(Dataset rows about figures)
>>>
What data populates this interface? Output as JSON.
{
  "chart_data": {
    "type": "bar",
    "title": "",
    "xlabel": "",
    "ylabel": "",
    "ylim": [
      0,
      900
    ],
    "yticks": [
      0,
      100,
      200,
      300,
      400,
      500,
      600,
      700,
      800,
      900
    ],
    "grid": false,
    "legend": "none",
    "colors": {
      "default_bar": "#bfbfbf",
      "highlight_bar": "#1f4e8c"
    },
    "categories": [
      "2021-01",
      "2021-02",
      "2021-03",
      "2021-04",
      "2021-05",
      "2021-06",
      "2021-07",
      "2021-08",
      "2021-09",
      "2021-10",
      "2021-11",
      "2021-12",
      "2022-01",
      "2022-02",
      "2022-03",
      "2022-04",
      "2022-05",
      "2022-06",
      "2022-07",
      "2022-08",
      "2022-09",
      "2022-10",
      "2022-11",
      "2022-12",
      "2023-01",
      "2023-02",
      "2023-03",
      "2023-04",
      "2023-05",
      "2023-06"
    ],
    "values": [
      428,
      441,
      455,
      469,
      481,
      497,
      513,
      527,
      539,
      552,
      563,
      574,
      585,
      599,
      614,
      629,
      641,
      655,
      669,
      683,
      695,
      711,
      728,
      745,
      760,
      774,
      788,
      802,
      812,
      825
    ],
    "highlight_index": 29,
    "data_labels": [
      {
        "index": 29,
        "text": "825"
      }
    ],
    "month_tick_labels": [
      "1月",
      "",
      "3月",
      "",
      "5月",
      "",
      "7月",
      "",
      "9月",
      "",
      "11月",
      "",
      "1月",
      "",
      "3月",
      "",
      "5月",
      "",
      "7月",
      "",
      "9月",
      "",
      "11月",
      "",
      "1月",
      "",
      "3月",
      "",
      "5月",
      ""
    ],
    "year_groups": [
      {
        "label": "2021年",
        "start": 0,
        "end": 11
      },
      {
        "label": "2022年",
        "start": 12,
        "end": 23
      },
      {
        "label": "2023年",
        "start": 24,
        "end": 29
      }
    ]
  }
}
<<<
▶ EXERCISE TASK: Repeat all the entries exactly as given.

▶ RESULT:
What data populates this interface? Output as JSON.
{
  "chart_data": {
    "type": "bar",
    "title": "",
    "xlabel": "",
    "ylabel": "",
    "ylim": [
      0,
      900
    ],
    "yticks": [
      0,
      100,
      200,
      300,
      400,
      500,
      600,
      700,
      800,
      900
    ],
    "grid": false,
    "legend": "none",
    "colors": {
      "default_bar": "#bfbfbf",
      "highlight_bar": "#1f4e8c"
    },
    "categories": [
      "2021-01",
      "2021-02",
      "2021-03",
      "2021-04",
      "2021-05",
      "2021-06",
      "2021-07",
      "2021-08",
      "2021-09",
      "2021-10",
      "2021-11",
      "2021-12",
      "2022-01",
      "2022-02",
      "2022-03",
      "2022-04",
      "2022-05",
      "2022-06",
      "2022-07",
      "2022-08",
      "2022-09",
      "2022-10",
      "2022-11",
      "2022-12",
      "2023-01",
      "2023-02",
      "2023-03",
      "2023-04",
      "2023-05",
      "2023-06"
    ],
    "values": [
      428,
      441,
      455,
      469,
      481,
      497,
      513,
      527,
      539,
      552,
      563,
      574,
      585,
      599,
      614,
      629,
      641,
      655,
      669,
      683,
      695,
      711,
      728,
      745,
      760,
      774,
      788,
      802,
      812,
      825
    ],
    "highlight_index": 29,
    "data_labels": [
      {
        "index": 29,
        "text": "825"
      }
    ],
    "month_tick_labels": [
      "1月",
      "",
      "3月",
      "",
      "5月",
      "",
      "7月",
      "",
      "9月",
      "",
      "11月",
      "",
      "1月",
      "",
      "3月",
      "",
      "5月",
      "",
      "7月",
      "",
      "9月",
      "",
      "11月",
      "",
      "1月",
      "",
      "3月",
      "",
      "5月",
      ""
    ],
    "year_groups": [
      {
        "label": "2021年",
        "start": 0,
        "end": 11
      },
      {
        "label": "2022年",
        "start": 12,
        "end": 23
      },
      {
        "label": "2023年",
        "start": 24,
        "end": 29
      }
    ]
  }
}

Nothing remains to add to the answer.